§ Requirements: Check each line of the listing, and copy it if it contains the word "name".

[Extracted records]
══════
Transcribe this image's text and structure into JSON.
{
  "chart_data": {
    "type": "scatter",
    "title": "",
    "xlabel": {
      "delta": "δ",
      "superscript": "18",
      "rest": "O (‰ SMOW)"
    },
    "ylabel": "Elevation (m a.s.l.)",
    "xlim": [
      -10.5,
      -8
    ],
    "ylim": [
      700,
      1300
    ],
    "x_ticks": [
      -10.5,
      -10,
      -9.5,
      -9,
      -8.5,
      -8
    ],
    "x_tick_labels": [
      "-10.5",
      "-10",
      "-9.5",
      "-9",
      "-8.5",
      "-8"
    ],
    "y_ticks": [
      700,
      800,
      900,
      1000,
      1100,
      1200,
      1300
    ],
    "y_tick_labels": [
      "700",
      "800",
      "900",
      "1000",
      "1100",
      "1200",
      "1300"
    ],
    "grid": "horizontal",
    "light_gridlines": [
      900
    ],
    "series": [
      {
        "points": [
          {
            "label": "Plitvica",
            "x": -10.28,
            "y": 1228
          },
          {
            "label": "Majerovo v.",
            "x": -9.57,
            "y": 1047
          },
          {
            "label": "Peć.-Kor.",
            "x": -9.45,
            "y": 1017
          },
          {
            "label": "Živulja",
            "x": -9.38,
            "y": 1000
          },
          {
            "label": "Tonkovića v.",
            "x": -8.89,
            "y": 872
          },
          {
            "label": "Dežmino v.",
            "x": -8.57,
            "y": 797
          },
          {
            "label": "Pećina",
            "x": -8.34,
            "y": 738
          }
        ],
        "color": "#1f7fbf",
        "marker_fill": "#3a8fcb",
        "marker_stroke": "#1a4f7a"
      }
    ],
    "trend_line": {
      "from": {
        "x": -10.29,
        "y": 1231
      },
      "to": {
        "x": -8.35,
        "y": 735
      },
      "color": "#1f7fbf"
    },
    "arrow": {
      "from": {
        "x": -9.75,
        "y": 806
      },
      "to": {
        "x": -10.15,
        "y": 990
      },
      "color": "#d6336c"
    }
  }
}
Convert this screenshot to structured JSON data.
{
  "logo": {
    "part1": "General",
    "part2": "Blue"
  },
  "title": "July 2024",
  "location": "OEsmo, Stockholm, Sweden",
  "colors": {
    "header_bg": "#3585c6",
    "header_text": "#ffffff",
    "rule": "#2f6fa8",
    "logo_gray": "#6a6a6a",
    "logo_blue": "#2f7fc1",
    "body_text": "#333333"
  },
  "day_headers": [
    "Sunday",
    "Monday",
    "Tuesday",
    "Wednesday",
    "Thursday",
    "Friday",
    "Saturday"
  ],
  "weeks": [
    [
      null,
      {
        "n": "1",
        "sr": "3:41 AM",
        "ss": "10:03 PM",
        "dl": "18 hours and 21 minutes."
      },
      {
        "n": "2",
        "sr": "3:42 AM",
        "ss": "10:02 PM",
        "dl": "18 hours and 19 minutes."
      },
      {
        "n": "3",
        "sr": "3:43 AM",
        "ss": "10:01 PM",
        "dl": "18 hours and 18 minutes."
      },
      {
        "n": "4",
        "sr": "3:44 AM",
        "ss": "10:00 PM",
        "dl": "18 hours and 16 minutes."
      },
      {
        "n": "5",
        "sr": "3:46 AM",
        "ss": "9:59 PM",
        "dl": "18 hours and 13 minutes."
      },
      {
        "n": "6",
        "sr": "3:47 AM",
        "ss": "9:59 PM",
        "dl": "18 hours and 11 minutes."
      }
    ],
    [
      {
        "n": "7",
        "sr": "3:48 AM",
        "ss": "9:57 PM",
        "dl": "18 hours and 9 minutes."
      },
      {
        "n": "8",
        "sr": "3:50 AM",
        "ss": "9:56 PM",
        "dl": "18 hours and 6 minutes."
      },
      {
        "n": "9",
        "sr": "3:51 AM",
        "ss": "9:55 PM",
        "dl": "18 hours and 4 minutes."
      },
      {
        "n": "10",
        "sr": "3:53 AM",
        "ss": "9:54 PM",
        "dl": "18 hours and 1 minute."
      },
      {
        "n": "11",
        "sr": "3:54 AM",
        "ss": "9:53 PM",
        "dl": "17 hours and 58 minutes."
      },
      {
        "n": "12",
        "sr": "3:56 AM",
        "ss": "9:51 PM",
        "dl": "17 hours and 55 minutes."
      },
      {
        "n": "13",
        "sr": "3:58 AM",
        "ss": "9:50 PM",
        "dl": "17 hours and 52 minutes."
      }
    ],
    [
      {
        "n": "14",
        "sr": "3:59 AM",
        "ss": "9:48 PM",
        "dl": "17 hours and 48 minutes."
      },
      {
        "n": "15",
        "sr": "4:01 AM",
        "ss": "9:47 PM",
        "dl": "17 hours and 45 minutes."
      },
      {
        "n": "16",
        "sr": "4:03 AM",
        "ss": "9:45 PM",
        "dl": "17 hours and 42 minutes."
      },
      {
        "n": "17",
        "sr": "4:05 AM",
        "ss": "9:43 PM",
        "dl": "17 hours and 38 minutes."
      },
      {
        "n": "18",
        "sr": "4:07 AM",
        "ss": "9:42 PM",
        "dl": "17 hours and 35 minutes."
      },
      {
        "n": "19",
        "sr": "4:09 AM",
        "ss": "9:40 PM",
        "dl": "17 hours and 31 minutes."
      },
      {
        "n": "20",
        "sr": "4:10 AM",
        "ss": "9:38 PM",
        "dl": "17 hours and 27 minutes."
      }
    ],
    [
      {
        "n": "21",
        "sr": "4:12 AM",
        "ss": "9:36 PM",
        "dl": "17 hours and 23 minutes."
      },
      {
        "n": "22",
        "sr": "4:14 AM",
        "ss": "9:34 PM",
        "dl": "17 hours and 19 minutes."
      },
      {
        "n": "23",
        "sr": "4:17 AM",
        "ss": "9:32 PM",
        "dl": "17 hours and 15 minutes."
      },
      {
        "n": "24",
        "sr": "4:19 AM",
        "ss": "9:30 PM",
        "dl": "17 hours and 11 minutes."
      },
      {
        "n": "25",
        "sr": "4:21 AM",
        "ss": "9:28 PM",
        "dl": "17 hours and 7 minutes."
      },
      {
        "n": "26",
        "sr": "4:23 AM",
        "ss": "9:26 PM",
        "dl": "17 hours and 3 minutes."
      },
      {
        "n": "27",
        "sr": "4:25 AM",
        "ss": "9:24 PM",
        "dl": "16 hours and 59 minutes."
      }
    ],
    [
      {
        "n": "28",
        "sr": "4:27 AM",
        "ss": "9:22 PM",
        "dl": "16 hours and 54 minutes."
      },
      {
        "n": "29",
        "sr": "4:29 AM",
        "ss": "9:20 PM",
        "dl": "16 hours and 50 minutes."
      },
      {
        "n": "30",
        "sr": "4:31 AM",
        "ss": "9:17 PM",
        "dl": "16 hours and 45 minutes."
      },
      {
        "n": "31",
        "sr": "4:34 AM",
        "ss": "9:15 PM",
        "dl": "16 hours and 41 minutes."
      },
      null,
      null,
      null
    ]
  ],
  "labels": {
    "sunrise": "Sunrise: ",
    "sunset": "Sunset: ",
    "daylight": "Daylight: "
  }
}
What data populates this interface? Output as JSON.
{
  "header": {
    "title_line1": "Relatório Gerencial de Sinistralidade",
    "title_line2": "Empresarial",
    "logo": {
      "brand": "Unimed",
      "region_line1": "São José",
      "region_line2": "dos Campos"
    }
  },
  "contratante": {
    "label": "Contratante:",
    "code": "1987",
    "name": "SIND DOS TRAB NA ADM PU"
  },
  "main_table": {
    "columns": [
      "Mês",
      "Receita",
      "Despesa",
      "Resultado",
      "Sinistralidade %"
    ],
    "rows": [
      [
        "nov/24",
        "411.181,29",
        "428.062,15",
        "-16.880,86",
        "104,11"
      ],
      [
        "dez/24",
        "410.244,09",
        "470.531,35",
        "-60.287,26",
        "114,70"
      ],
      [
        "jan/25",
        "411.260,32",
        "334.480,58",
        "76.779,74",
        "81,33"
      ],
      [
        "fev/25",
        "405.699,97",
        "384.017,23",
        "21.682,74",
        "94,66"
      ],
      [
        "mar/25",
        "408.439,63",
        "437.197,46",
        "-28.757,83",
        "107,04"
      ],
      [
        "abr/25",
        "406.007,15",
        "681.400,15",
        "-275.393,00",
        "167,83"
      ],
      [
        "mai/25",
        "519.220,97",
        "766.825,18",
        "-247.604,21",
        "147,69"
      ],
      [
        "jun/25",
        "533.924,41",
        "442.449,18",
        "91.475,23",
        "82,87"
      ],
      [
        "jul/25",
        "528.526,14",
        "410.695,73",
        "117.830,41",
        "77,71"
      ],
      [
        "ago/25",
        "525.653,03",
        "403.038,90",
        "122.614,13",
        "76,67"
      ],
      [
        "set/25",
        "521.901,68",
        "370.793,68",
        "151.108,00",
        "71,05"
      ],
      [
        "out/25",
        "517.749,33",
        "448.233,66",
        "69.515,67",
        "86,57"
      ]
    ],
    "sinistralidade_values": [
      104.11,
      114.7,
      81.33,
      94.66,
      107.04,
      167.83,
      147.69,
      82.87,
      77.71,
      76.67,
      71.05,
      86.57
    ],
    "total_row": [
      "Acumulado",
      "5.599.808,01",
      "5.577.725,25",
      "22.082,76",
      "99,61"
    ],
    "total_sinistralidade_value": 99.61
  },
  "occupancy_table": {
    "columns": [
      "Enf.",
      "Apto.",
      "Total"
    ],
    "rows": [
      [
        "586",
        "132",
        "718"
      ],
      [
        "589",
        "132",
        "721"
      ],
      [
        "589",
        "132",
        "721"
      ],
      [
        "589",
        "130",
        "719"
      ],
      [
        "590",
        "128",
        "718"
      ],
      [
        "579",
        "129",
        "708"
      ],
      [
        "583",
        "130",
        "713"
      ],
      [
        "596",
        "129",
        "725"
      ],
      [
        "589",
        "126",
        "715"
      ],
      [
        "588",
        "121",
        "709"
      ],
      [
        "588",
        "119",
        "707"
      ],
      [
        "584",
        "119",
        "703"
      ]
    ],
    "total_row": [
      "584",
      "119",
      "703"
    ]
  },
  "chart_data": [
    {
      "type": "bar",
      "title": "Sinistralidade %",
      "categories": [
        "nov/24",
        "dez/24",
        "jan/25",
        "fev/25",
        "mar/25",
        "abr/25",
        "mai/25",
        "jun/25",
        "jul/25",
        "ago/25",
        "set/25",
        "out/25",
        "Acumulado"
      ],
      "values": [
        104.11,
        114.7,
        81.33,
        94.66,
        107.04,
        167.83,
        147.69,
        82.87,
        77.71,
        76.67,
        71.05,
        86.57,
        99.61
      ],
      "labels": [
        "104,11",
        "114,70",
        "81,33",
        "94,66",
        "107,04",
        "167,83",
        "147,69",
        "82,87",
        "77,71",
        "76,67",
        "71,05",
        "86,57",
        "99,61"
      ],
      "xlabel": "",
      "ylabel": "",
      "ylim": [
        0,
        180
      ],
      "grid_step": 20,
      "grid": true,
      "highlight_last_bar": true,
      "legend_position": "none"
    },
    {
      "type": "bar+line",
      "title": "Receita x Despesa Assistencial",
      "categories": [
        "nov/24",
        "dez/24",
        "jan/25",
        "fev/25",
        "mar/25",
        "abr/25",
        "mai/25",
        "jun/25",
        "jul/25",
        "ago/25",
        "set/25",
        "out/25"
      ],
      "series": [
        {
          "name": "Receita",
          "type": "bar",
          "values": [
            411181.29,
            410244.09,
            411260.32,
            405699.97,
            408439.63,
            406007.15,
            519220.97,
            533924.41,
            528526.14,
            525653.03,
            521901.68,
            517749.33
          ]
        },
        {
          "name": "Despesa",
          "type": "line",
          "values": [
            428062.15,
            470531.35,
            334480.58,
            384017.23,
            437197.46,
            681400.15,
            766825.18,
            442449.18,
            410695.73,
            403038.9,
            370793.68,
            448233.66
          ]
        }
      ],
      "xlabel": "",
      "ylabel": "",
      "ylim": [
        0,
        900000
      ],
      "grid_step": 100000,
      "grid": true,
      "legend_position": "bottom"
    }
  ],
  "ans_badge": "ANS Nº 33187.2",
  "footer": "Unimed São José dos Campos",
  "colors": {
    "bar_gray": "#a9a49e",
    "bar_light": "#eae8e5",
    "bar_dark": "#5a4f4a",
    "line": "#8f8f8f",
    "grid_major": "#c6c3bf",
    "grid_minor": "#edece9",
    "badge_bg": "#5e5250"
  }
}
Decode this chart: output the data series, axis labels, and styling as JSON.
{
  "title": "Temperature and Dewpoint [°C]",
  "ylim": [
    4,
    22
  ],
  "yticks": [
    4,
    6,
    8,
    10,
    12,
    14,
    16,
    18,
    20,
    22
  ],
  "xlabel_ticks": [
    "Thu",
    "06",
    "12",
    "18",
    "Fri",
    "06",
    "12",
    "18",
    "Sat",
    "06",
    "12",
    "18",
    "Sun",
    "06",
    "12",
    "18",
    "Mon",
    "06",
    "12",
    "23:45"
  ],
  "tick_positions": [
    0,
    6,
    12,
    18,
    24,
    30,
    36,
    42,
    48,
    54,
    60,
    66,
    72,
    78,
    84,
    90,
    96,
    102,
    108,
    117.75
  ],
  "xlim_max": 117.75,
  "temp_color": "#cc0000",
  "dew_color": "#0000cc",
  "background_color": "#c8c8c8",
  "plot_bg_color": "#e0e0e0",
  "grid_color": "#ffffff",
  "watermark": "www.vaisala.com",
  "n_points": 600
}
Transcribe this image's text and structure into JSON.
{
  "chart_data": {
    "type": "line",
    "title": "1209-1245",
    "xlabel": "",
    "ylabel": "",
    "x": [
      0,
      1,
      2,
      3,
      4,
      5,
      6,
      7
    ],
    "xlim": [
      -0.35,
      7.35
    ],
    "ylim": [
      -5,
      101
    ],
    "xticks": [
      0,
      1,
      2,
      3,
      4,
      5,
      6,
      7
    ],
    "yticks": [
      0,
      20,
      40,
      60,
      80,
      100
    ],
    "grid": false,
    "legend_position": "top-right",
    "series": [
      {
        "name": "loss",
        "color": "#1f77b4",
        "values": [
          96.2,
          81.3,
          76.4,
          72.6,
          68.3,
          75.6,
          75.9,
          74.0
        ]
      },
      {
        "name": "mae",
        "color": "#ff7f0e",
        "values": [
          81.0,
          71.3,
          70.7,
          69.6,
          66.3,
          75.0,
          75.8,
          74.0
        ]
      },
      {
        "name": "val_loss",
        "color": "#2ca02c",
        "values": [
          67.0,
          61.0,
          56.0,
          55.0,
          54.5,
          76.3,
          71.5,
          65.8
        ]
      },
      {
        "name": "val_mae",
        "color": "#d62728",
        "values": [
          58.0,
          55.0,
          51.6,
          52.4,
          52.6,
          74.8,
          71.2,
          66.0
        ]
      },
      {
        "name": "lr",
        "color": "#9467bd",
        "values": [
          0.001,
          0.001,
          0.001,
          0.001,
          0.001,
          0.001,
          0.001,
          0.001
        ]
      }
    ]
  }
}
══════
§ The answer:
    "name": "SIND DOS TRAB NA ADM PU"
          "name": "Receita",
          "name": "Despesa",
        "name": "loss",
        "name": "mae",
        "name": "val_loss",
        "name": "val_mae",
        "name": "lr",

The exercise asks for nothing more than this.